- Entries:
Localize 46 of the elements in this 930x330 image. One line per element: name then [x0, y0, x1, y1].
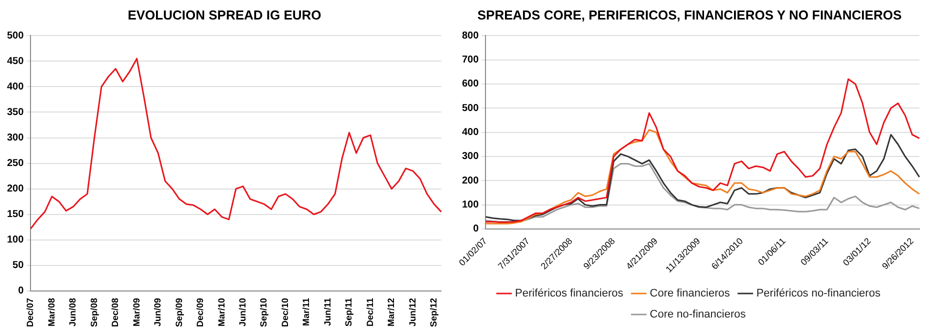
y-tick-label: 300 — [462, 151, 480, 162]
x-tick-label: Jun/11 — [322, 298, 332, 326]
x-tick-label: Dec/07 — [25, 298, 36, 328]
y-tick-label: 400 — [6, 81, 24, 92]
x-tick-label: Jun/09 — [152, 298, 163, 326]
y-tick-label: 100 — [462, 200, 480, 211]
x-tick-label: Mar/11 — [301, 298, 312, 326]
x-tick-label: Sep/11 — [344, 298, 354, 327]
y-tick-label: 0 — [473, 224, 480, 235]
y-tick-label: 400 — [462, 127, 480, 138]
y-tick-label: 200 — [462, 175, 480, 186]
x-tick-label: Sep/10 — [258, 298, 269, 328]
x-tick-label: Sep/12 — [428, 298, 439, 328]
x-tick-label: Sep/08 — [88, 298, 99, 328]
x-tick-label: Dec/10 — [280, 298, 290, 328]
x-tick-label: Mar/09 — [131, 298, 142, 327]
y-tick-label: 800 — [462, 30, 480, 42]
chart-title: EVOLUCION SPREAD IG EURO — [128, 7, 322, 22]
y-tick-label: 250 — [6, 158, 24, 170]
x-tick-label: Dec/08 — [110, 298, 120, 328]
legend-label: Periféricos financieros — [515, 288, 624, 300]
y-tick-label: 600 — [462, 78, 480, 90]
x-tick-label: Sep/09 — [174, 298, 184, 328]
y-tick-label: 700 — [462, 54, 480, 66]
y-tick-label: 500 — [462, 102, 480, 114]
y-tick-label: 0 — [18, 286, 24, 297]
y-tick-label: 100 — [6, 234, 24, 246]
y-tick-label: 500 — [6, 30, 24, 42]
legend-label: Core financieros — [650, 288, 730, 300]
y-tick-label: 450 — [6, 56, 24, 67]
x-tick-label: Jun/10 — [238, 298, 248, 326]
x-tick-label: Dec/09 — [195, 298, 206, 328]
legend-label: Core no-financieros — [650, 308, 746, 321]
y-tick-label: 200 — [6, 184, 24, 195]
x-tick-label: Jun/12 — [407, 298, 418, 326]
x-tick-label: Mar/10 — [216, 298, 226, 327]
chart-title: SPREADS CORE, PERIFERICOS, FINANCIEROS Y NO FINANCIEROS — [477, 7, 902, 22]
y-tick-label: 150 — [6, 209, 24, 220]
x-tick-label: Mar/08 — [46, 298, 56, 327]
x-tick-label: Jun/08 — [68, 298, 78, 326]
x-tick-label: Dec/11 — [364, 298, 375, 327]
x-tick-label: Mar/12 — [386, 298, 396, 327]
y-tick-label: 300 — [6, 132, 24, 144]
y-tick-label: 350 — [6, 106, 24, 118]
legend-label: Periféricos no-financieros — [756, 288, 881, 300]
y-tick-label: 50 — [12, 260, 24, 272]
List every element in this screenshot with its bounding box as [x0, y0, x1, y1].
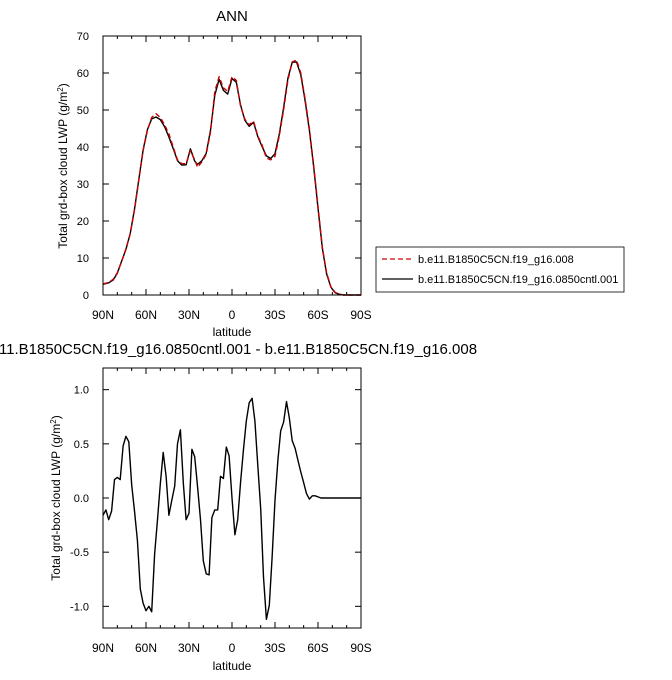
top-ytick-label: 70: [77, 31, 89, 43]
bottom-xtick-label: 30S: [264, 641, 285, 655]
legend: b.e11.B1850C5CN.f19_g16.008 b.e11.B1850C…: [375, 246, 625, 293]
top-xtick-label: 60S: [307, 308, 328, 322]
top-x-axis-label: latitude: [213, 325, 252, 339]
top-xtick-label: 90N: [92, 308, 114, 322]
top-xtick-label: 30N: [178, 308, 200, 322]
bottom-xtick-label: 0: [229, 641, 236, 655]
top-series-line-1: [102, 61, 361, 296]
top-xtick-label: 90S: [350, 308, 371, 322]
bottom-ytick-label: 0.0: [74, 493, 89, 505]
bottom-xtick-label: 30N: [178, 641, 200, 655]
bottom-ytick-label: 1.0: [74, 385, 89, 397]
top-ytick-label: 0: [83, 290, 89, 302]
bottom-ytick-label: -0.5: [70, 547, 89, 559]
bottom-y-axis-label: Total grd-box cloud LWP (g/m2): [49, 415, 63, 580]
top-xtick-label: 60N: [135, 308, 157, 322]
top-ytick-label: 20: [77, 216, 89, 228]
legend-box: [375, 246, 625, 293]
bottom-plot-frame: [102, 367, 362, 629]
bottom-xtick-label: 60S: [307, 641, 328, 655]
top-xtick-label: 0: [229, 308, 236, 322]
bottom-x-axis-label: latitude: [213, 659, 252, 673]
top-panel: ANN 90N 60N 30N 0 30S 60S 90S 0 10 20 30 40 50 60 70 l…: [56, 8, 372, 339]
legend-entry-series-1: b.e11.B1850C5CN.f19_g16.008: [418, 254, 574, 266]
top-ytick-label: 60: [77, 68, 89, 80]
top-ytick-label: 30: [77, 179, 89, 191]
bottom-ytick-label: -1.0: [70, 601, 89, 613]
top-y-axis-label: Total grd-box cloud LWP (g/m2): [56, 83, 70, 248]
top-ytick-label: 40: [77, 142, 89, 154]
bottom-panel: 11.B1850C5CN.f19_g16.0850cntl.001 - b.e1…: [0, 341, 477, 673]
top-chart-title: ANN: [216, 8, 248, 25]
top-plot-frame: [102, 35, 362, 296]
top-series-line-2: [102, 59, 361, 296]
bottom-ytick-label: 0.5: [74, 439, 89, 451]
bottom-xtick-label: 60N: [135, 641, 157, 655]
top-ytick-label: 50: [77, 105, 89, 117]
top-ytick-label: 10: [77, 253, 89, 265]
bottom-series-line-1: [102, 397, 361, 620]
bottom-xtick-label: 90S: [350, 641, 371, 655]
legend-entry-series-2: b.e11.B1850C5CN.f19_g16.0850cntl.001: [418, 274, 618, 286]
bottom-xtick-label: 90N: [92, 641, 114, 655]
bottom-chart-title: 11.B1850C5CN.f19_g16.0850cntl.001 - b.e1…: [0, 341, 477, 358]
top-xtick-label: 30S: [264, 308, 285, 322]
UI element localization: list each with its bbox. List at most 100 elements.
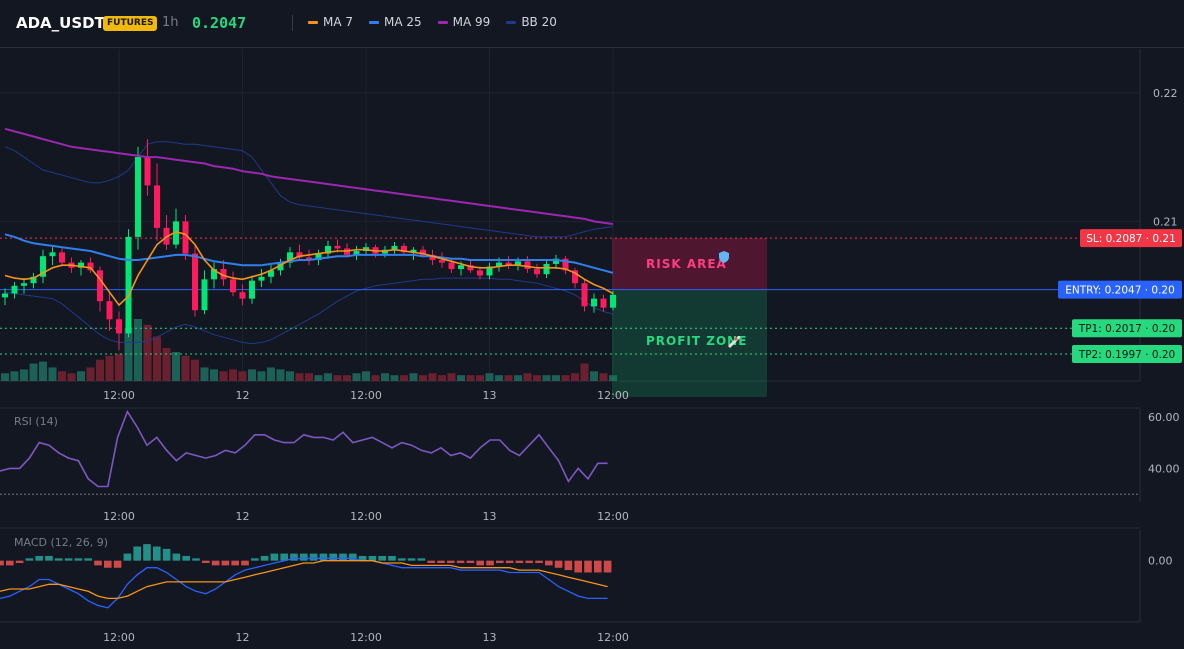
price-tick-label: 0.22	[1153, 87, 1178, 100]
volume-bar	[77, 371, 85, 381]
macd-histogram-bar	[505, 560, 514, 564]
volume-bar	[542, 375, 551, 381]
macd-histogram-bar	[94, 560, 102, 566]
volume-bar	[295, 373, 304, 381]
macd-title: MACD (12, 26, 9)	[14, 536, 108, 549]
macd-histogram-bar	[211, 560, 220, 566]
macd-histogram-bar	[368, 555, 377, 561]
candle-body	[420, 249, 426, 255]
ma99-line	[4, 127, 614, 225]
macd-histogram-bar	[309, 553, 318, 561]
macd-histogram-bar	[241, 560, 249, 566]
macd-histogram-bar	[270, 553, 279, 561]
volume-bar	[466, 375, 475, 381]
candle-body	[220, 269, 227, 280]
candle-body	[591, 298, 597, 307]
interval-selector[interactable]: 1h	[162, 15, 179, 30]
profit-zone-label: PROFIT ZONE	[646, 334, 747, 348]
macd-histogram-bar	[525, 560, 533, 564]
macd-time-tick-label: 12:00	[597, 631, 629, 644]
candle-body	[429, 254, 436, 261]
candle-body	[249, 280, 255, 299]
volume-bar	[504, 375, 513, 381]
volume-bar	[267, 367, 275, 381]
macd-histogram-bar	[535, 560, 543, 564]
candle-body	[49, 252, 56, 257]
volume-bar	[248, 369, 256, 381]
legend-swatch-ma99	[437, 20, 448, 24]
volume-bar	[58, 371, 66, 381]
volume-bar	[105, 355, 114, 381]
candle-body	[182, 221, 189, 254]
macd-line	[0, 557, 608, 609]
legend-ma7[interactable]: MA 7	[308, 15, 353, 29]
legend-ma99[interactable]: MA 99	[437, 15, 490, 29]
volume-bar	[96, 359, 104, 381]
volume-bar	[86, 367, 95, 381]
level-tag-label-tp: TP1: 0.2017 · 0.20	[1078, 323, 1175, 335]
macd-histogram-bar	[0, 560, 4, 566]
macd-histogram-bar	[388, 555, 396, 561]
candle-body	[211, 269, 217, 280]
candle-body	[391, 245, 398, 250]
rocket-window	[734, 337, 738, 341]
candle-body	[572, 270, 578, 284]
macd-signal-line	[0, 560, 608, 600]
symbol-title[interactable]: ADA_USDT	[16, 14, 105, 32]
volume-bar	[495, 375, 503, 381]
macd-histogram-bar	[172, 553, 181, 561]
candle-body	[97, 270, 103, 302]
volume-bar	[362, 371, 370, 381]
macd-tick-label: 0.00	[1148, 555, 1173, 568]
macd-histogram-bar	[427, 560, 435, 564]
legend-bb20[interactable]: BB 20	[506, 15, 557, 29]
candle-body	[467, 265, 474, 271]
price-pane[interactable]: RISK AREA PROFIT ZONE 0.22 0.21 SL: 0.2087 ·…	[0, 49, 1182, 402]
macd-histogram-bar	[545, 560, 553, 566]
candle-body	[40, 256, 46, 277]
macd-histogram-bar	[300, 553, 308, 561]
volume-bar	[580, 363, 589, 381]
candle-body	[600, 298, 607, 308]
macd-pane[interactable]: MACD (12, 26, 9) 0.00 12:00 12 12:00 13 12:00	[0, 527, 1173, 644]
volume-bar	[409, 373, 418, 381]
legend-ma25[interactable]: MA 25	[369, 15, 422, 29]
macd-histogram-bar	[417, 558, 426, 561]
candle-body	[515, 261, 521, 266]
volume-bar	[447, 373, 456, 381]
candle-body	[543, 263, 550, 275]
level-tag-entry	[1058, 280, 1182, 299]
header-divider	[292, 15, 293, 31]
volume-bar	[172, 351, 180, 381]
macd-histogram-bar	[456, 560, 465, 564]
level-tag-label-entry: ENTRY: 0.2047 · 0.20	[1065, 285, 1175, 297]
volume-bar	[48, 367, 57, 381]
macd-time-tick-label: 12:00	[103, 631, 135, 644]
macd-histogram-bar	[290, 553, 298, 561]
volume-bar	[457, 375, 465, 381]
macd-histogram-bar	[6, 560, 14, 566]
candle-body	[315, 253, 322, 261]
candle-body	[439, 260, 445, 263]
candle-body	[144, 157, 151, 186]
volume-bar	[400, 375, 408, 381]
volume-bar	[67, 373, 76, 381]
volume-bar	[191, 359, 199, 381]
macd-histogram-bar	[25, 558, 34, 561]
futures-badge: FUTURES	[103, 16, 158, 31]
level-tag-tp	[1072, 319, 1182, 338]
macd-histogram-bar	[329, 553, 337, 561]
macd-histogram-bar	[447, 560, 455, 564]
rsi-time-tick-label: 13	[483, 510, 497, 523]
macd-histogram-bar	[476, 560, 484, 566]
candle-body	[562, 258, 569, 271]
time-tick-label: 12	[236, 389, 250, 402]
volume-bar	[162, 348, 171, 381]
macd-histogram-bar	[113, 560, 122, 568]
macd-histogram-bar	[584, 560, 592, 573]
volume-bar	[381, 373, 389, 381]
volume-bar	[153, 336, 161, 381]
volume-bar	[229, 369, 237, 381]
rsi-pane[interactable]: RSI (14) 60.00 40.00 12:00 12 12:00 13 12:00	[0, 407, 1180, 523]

- Set problem: Convert the rows starting at the one containing "87, 1178, 100]" and ending at the one containing "249, 426, 255]" into a numbered list, leaving out any blank lines.

- Solution to this task:
1. price-tick-label: 0.22	[1153, 87, 1178, 100]
2. volume-bar	[77, 371, 85, 381]
3. macd-histogram-bar	[505, 560, 514, 564]
4. volume-bar	[542, 375, 551, 381]
5. macd-histogram-bar	[94, 560, 102, 566]
6. volume-bar	[295, 373, 304, 381]
7. macd-title: MACD (12, 26, 9)	[14, 536, 108, 549]
8. macd-histogram-bar	[211, 560, 220, 566]
9. macd-histogram-bar	[368, 555, 377, 561]
10. candle-body	[420, 249, 426, 255]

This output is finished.